* Passage
* start *

November 10, 2019 Rohr-Blog Leave a comment

2019/11/10 Commentary: ‘Santa’ already in town (redux)

© 2019 ROHR International, Inc. All International rights reserved.

Extended Trend Assessments reserved for Gold and Platinum Subscribers

COMMENTARY: WEEKEND: November 10, 2019

‘Santa’ already in town (redux)

But is it Mr. Claus or someone else?

This year is a bit different than the end of last year (more so like 2017) in the context of just how upbeat the US equities performance has become into late year. Despite the overhang from the continuing US-China differences, it has been injected with steroids on the sense that those talks are continuing.

At the very least, any near term agreement will lead to the cancellation of the US tariffs increase that was supposed to be implemented into mid-December. The question over whether any 'Phase I' agreement amounts to nothing more than Donald Trump's need to 'declare victory and go home' remains (see Thursday's 'The Bank Overshadowed by US-China News' emailed research note for more.)

That this seems a bit more likely in the face of other pressures on Trump is moot in the near-term. The sight of him and Chinese President Xi signing any agreement will encourage thoughts of broader rapprochement to come; regardless of how far apart the two sides may remain on the more substantive critical issues.

However, US equities extended their rally into the end of last week despite first the Trump administration, and then the man himself, refuting Chinese claims that a broad tariffs rollback agreement had been agreed. So what could possibly be so influential as to overshadow the idea there are still stumbling blocks on the way to even the limited Phase I agreement? Well, in the context of the overall US equities strength finally extending late this year after stalling repeatedly against topping indications since July (see any recent research notes for more on that), there could already be a strong seasonal factor influencing the Evolutionary Trend View

The general psychology remains the same as any other strong year insofar as our long-standing views on the ‘Santa’ influence in the markets remains as always, yet based on something more than a jolly old guy in a red suit. In 2017 US tax reform certainly provided a plethora of blessings for US equities from multiple factors on the outlook into 2018. Of course, as the market is a ‘creature of expectations’, that is now being strongly reflected this year.

* end *

(Data pulled from a collection)
* start *

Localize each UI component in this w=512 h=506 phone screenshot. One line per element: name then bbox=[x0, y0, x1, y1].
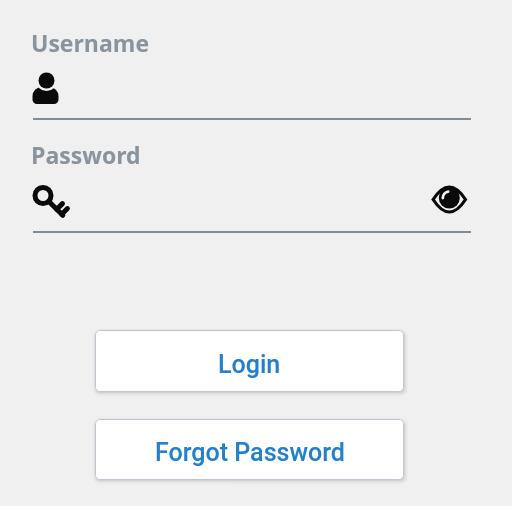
button[interactable] bbox=[28, 68, 64, 108]
staticText: Username bbox=[31, 27, 150, 58]
staticText: Password bbox=[31, 139, 141, 170]
staticText: Forgot Password bbox=[155, 438, 345, 467]
staticText: Login bbox=[218, 350, 281, 379]
button[interactable]: Login bbox=[95, 330, 404, 392]
button[interactable] bbox=[428, 180, 472, 220]
button[interactable] bbox=[26, 180, 70, 224]
button[interactable]: Forgot Password bbox=[95, 419, 404, 480]
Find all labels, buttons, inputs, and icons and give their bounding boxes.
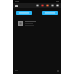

* end *

* Task objective
Answer these questions about the market commentary:
(a) What would any near-term US-China agreement lead to the cancellation of?
(b) Since what month had US equities stalled repeatedly against topping indications?
(c) What provided "a plethora of blessings" for US equities in 2017?
Work from the commentary only, not the rows.

* Result
(a) The US tariffs increase that was supposed to be implemented into mid-December.
(b) July.
(c) US tax reform.